:: Provided entries ::

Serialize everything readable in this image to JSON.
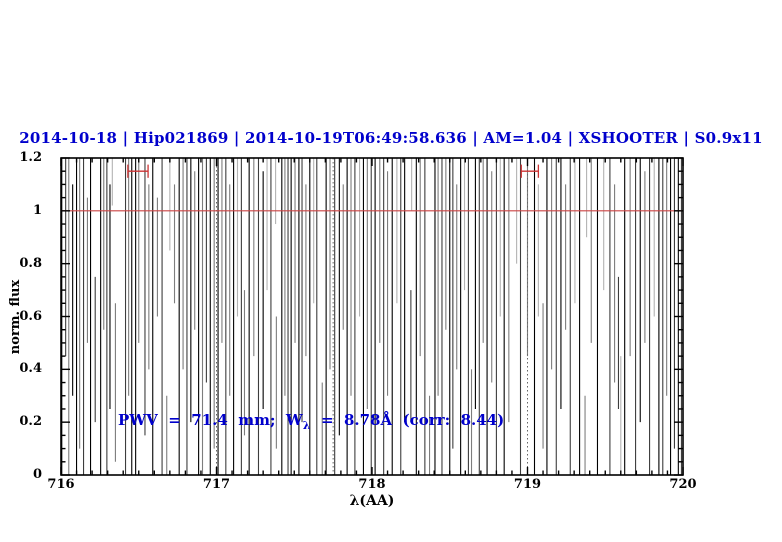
{
  "title": {
    "text": "2014-10-18 | Hip021869 | 2014-10-19T06:49:58.636 | AM=1.04 | XSHOOTER | S0.9x11"
  },
  "colors": {
    "title": "#0000cc",
    "annotation": "#0000cc",
    "continuum_line": "#cc4444",
    "interval_marker": "#cc3333",
    "axis": "#000000",
    "dotted_guide": "#666666",
    "line_shades": [
      "#000000",
      "#3d3d3d",
      "#7d7d7d",
      "#b3b3b3"
    ]
  },
  "plot": {
    "x_axis": {
      "label": "λ(AA)",
      "tick_labels": [
        "716",
        "717",
        "718",
        "719",
        "720"
      ],
      "tick_values": [
        716,
        717,
        718,
        719,
        720
      ],
      "min": 716,
      "max": 720,
      "minor_step": 0.1
    },
    "y_axis": {
      "label": "norm. flux",
      "tick_labels": [
        "0",
        "0.2",
        "0.4",
        "0.6",
        "0.8",
        "1",
        "1.2"
      ],
      "tick_values": [
        0,
        0.2,
        0.4,
        0.6,
        0.8,
        1,
        1.2
      ],
      "min": 0,
      "max": 1.2,
      "minor_step": 0.05
    },
    "annotation": {
      "prefix": "PWV  =  71.4  mm;  W",
      "sub": "λ",
      "suffix": "  =  8.78Å  (corr:  8.44)"
    }
  },
  "chart_data": {
    "type": "line",
    "title": "2014-10-18 | Hip021869 | 2014-10-19T06:49:58.636 | AM=1.04 | XSHOOTER | S0.9x11",
    "xlabel": "λ(AA)",
    "ylabel": "norm. flux",
    "xlim": [
      716,
      720
    ],
    "ylim": [
      0,
      1.2
    ],
    "grid": false,
    "legend": false,
    "continuum_level": 1.0,
    "interval_markers": [
      {
        "x1": 716.43,
        "x2": 716.56,
        "y": 1.15,
        "cap_low": 1.125,
        "cap_high": 1.175
      },
      {
        "x1": 718.96,
        "x2": 719.07,
        "y": 1.15,
        "cap_low": 1.125,
        "cap_high": 1.175
      }
    ],
    "dotted_guides": [
      717.0,
      717.75,
      719.0
    ],
    "absorption_lines_format": [
      "wavelength_AA",
      "flux_top",
      "flux_bottom",
      "shade_index"
    ],
    "absorption_lines": [
      [
        716.005,
        1.2,
        0,
        0
      ],
      [
        716.03,
        1.2,
        0.45,
        1
      ],
      [
        716.05,
        1.2,
        0,
        2
      ],
      [
        716.075,
        1.1,
        0.3,
        0
      ],
      [
        716.1,
        1.2,
        0,
        0
      ],
      [
        716.12,
        1.2,
        0.1,
        2
      ],
      [
        716.145,
        1.2,
        0,
        1
      ],
      [
        716.17,
        1.05,
        0.5,
        2
      ],
      [
        716.19,
        1.2,
        0,
        0
      ],
      [
        716.22,
        0.75,
        0.2,
        1
      ],
      [
        716.255,
        1.2,
        0,
        0
      ],
      [
        716.275,
        1.2,
        0.55,
        2
      ],
      [
        716.295,
        1.2,
        0,
        1
      ],
      [
        716.315,
        1.1,
        0.25,
        0
      ],
      [
        716.33,
        1.2,
        1.02,
        3
      ],
      [
        716.35,
        0.65,
        0.05,
        2
      ],
      [
        716.415,
        1.2,
        0,
        1
      ],
      [
        716.435,
        1.2,
        0.3,
        2
      ],
      [
        716.455,
        1.2,
        0,
        0
      ],
      [
        716.48,
        1.2,
        0,
        0
      ],
      [
        716.5,
        1.2,
        0.5,
        2
      ],
      [
        716.54,
        1.2,
        0.15,
        1
      ],
      [
        716.565,
        1.1,
        0.4,
        2
      ],
      [
        716.59,
        1.2,
        0,
        0
      ],
      [
        716.62,
        1.05,
        0.6,
        2
      ],
      [
        716.65,
        1.2,
        0,
        1
      ],
      [
        716.68,
        0.3,
        0,
        2
      ],
      [
        716.7,
        1.2,
        0.85,
        3
      ],
      [
        716.73,
        1.1,
        0.65,
        2
      ],
      [
        716.76,
        1.2,
        0,
        0
      ],
      [
        716.785,
        1.2,
        0.4,
        2
      ],
      [
        716.81,
        1.2,
        0,
        1
      ],
      [
        716.835,
        1.2,
        0.2,
        0
      ],
      [
        716.86,
        1.15,
        0.55,
        2
      ],
      [
        716.885,
        1.2,
        0,
        0
      ],
      [
        716.91,
        1.2,
        0,
        2
      ],
      [
        716.935,
        1.2,
        0.35,
        1
      ],
      [
        716.96,
        1.2,
        0,
        0
      ],
      [
        716.985,
        1.2,
        0.1,
        2
      ],
      [
        717.01,
        1.2,
        0,
        0
      ],
      [
        717.035,
        1.2,
        0.5,
        2
      ],
      [
        717.06,
        1.2,
        0,
        1
      ],
      [
        717.085,
        1.1,
        0.3,
        2
      ],
      [
        717.11,
        1.2,
        0,
        0
      ],
      [
        717.135,
        1.2,
        0.6,
        3
      ],
      [
        717.16,
        1.2,
        0,
        1
      ],
      [
        717.18,
        0.7,
        0.15,
        2
      ],
      [
        717.21,
        1.2,
        0,
        0
      ],
      [
        717.24,
        1.2,
        0.45,
        2
      ],
      [
        717.27,
        1.2,
        0,
        1
      ],
      [
        717.3,
        1.15,
        0.25,
        0
      ],
      [
        717.325,
        1.2,
        0.7,
        3
      ],
      [
        717.35,
        1.2,
        0,
        1
      ],
      [
        717.38,
        1.2,
        0.95,
        3
      ],
      [
        717.385,
        0.6,
        0.1,
        2
      ],
      [
        717.42,
        1.2,
        0,
        0
      ],
      [
        717.44,
        1.2,
        0.3,
        2
      ],
      [
        717.46,
        1.2,
        0,
        1
      ],
      [
        717.48,
        1.2,
        0,
        0
      ],
      [
        717.505,
        1.2,
        0.5,
        2
      ],
      [
        717.53,
        1.2,
        0,
        0
      ],
      [
        717.55,
        1.2,
        0.2,
        1
      ],
      [
        717.575,
        1.1,
        0.45,
        2
      ],
      [
        717.6,
        1.2,
        0,
        0
      ],
      [
        717.625,
        1.2,
        0.65,
        3
      ],
      [
        717.645,
        1.2,
        0,
        1
      ],
      [
        717.68,
        0.35,
        0,
        2
      ],
      [
        717.705,
        1.2,
        0,
        0
      ],
      [
        717.73,
        1.2,
        0.4,
        2
      ],
      [
        717.76,
        1.2,
        0,
        1
      ],
      [
        717.79,
        1.2,
        0.15,
        0
      ],
      [
        717.815,
        1.1,
        0.55,
        2
      ],
      [
        717.84,
        1.2,
        0,
        0
      ],
      [
        717.865,
        1.2,
        0.3,
        2
      ],
      [
        717.89,
        1.2,
        0,
        1
      ],
      [
        717.92,
        1.2,
        0.6,
        3
      ],
      [
        717.945,
        1.2,
        0,
        0
      ],
      [
        717.97,
        1.2,
        0.25,
        2
      ],
      [
        717.995,
        1.2,
        0,
        1
      ],
      [
        718.02,
        1.2,
        0,
        0
      ],
      [
        718.05,
        1.2,
        0.5,
        2
      ],
      [
        718.075,
        1.2,
        0,
        1
      ],
      [
        718.1,
        1.15,
        0.3,
        2
      ],
      [
        718.13,
        1.2,
        0,
        0
      ],
      [
        718.16,
        1.2,
        0.65,
        3
      ],
      [
        718.185,
        1.2,
        0,
        1
      ],
      [
        718.21,
        1.2,
        0.2,
        0
      ],
      [
        718.25,
        0.7,
        0.2,
        1
      ],
      [
        718.255,
        1.2,
        1.0,
        3
      ],
      [
        718.285,
        1.2,
        0,
        0
      ],
      [
        718.31,
        1.2,
        0.45,
        2
      ],
      [
        718.34,
        1.2,
        0,
        1
      ],
      [
        718.37,
        0.3,
        0,
        2
      ],
      [
        718.405,
        1.2,
        0,
        0
      ],
      [
        718.425,
        1.2,
        0.3,
        2
      ],
      [
        718.45,
        1.2,
        0,
        1
      ],
      [
        718.475,
        1.2,
        0.55,
        2
      ],
      [
        718.5,
        1.2,
        0,
        0
      ],
      [
        718.52,
        1.2,
        0.1,
        1
      ],
      [
        718.545,
        1.1,
        0.4,
        2
      ],
      [
        718.57,
        1.2,
        0,
        0
      ],
      [
        718.595,
        1.2,
        0.7,
        3
      ],
      [
        718.62,
        1.2,
        0,
        1
      ],
      [
        718.64,
        0.4,
        0,
        2
      ],
      [
        718.665,
        1.2,
        0.25,
        0
      ],
      [
        718.69,
        1.2,
        0,
        1
      ],
      [
        718.715,
        1.2,
        0.5,
        2
      ],
      [
        718.74,
        1.2,
        0,
        0
      ],
      [
        718.77,
        1.15,
        0.35,
        2
      ],
      [
        718.8,
        1.2,
        0,
        1
      ],
      [
        718.825,
        1.2,
        0.6,
        3
      ],
      [
        718.85,
        1.2,
        0,
        0
      ],
      [
        718.88,
        1.2,
        0.2,
        2
      ],
      [
        718.93,
        1.2,
        0.8,
        3
      ],
      [
        718.955,
        1.2,
        0,
        1
      ],
      [
        719.0,
        1.2,
        0.45,
        2
      ],
      [
        719.045,
        1.2,
        0,
        0
      ],
      [
        719.07,
        1.1,
        0.6,
        3
      ],
      [
        719.1,
        0.65,
        0.1,
        2
      ],
      [
        719.125,
        1.2,
        0,
        0
      ],
      [
        719.155,
        1.2,
        0.4,
        2
      ],
      [
        719.185,
        1.2,
        0,
        1
      ],
      [
        719.215,
        1.2,
        0.25,
        0
      ],
      [
        719.245,
        1.1,
        0.55,
        2
      ],
      [
        719.275,
        1.2,
        0,
        1
      ],
      [
        719.305,
        1.2,
        0.65,
        3
      ],
      [
        719.335,
        1.2,
        0,
        0
      ],
      [
        719.37,
        0.3,
        0,
        2
      ],
      [
        719.38,
        1.2,
        0.9,
        3
      ],
      [
        719.41,
        1.2,
        0.5,
        2
      ],
      [
        719.45,
        1.2,
        0,
        0
      ],
      [
        719.49,
        1.2,
        0.7,
        3
      ],
      [
        719.53,
        1.2,
        0,
        1
      ],
      [
        719.56,
        1.1,
        0.35,
        2
      ],
      [
        719.585,
        0.75,
        0.25,
        1
      ],
      [
        719.6,
        0.45,
        0,
        3
      ],
      [
        719.625,
        1.2,
        0,
        0
      ],
      [
        719.66,
        1.2,
        0.45,
        2
      ],
      [
        719.695,
        1.2,
        0,
        1
      ],
      [
        719.725,
        1.2,
        0.2,
        0
      ],
      [
        719.755,
        1.15,
        0.5,
        2
      ],
      [
        719.785,
        1.2,
        0,
        1
      ],
      [
        719.815,
        1.2,
        0.6,
        3
      ],
      [
        719.845,
        1.2,
        0,
        0
      ],
      [
        719.87,
        1.2,
        0,
        1
      ],
      [
        719.895,
        1.2,
        0.3,
        2
      ],
      [
        719.92,
        1.2,
        0,
        0
      ],
      [
        719.945,
        1.2,
        0.1,
        1
      ],
      [
        719.97,
        1.2,
        0,
        0
      ],
      [
        719.99,
        1.2,
        0,
        1
      ]
    ],
    "annotation_text": "PWV  =  71.4  mm;  Wλ  =  8.78Å  (corr:  8.44)"
  }
}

:::

» **Task brief**
Looking at the records above, tally the lines holding "XSHOOTER" and reply with that number only.

» **Response for this exercise**
2